> _Exercise aim_
Write out each line from the data below that includes the word "provisions".

---

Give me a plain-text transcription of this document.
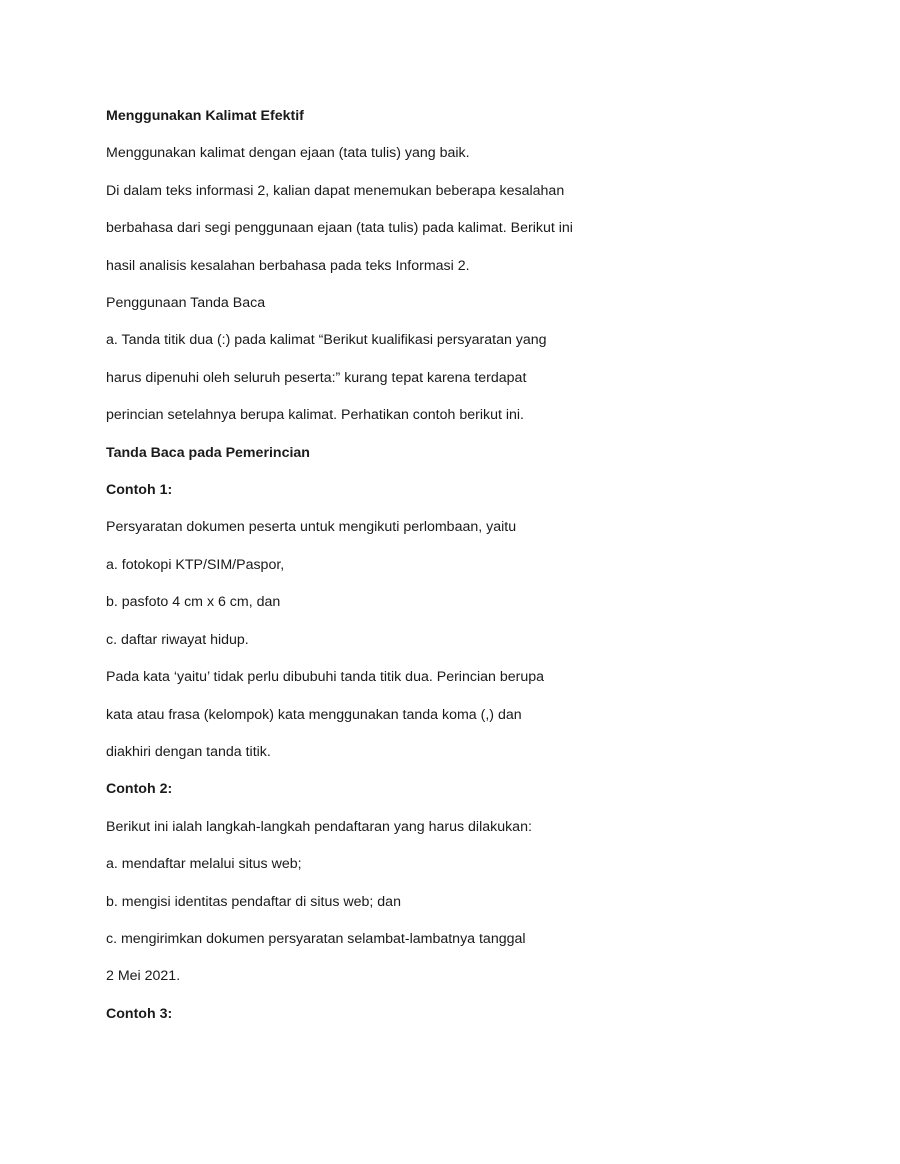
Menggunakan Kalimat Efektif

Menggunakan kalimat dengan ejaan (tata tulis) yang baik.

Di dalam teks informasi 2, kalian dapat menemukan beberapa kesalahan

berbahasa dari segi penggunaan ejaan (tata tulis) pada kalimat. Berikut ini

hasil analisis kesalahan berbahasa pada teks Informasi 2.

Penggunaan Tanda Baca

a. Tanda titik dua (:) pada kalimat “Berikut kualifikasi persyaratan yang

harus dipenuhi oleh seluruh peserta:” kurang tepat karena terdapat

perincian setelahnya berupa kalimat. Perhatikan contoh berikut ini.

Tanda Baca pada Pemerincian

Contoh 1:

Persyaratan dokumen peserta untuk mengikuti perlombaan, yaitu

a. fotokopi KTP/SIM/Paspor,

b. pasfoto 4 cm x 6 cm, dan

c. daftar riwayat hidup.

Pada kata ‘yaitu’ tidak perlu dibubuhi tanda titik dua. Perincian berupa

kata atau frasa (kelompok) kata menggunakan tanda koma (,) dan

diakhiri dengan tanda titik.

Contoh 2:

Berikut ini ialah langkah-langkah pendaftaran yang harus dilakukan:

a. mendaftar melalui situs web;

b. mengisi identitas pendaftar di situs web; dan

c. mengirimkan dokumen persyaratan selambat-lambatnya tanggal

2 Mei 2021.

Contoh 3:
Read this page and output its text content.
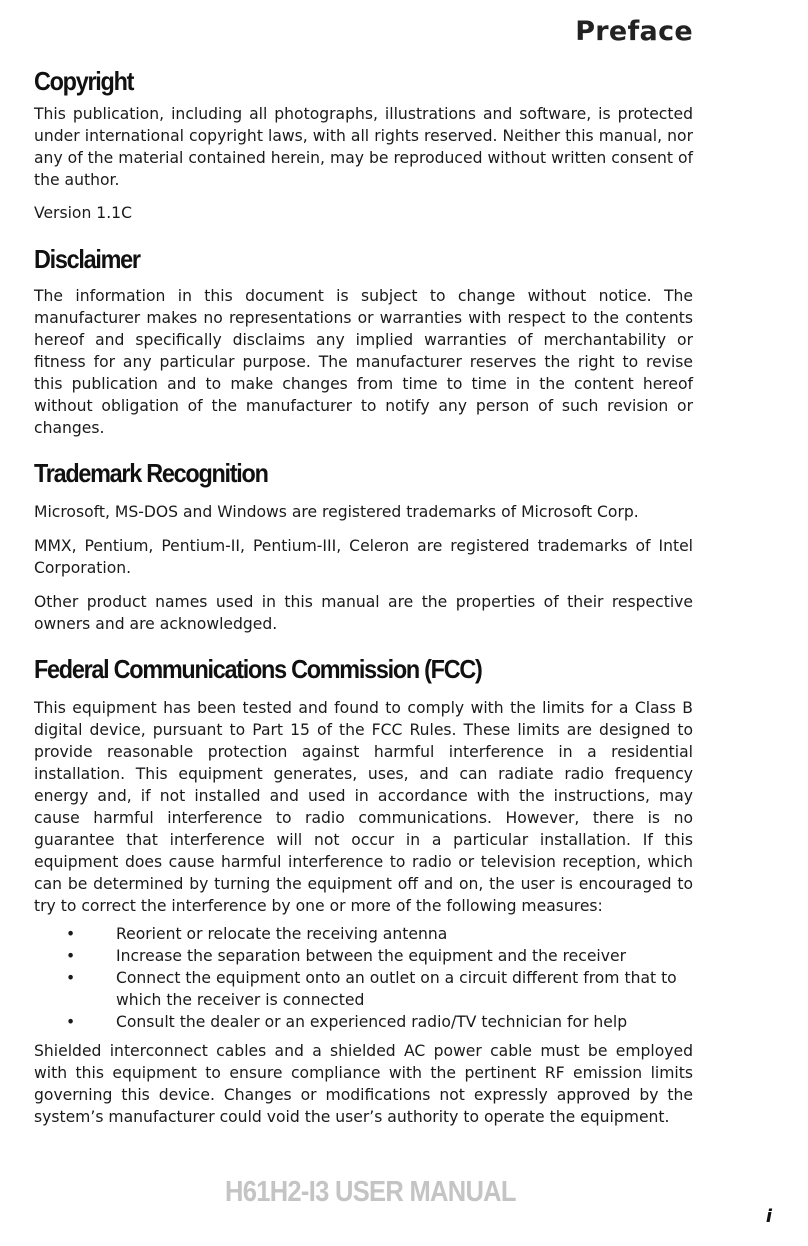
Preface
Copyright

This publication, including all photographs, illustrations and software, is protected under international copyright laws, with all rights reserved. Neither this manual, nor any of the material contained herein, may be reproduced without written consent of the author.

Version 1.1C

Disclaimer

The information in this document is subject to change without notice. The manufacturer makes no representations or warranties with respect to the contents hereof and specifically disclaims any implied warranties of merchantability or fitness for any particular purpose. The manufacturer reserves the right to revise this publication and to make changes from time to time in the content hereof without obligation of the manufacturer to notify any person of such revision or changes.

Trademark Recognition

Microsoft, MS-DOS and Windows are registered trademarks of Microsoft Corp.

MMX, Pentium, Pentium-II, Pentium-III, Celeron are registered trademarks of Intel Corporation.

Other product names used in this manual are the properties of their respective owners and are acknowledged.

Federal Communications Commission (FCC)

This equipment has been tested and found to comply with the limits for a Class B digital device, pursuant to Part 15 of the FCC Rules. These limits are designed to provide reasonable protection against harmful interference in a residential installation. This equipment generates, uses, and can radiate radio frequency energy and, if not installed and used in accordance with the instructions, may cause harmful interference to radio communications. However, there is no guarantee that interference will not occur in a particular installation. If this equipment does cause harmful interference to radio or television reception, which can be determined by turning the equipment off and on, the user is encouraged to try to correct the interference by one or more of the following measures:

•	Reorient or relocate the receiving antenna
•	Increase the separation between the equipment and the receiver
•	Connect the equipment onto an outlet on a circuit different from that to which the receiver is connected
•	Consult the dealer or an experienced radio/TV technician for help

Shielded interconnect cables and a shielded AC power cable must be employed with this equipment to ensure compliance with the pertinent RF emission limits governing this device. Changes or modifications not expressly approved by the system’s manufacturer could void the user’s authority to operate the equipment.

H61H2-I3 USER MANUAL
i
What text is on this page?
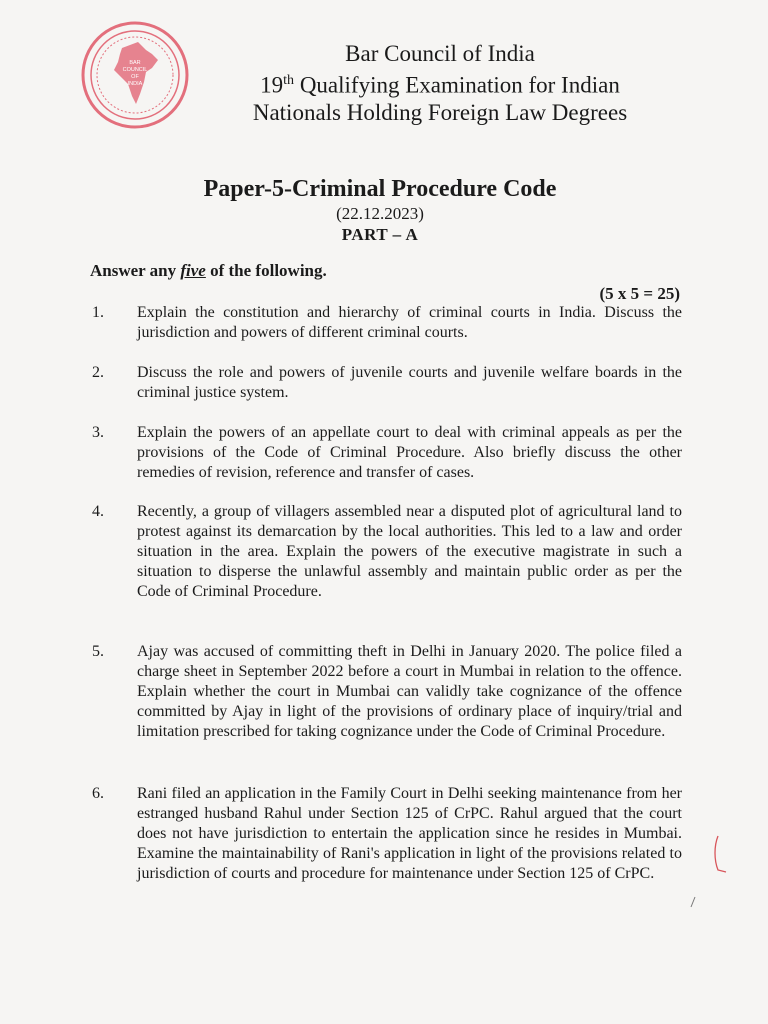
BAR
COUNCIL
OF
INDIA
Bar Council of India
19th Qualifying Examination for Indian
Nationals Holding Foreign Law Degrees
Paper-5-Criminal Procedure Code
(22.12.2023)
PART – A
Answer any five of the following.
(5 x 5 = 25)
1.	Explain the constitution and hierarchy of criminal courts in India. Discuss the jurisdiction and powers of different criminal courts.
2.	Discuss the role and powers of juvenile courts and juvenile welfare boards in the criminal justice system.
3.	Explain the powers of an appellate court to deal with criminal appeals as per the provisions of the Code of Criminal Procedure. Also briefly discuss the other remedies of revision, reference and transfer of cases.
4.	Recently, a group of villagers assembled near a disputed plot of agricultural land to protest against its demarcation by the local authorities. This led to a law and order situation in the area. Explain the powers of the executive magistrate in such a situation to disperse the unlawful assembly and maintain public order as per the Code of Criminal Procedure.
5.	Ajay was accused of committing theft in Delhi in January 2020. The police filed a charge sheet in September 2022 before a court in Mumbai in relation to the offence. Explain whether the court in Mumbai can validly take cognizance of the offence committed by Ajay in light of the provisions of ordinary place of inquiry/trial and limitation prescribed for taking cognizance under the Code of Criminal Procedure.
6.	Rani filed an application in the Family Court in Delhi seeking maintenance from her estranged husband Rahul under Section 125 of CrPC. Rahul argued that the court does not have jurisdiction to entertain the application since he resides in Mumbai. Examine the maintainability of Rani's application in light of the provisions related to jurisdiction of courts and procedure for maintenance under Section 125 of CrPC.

---

> _The completed task_
3.	Explain the powers of an appellate court to deal with criminal appeals as per the provisions of the Code of Criminal Procedure. Also briefly discuss the other remedies of revision, reference and transfer of cases.
5.	Ajay was accused of committing theft in Delhi in January 2020. The police filed a charge sheet in September 2022 before a court in Mumbai in relation to the offence. Explain whether the court in Mumbai can validly take cognizance of the offence committed by Ajay in light of the provisions of ordinary place of inquiry/trial and limitation prescribed for taking cognizance under the Code of Criminal Procedure.
6.	Rani filed an application in the Family Court in Delhi seeking maintenance from her estranged husband Rahul under Section 125 of CrPC. Rahul argued that the court does not have jurisdiction to entertain the application since he resides in Mumbai. Examine the maintainability of Rani's application in light of the provisions related to jurisdiction of courts and procedure for maintenance under Section 125 of CrPC.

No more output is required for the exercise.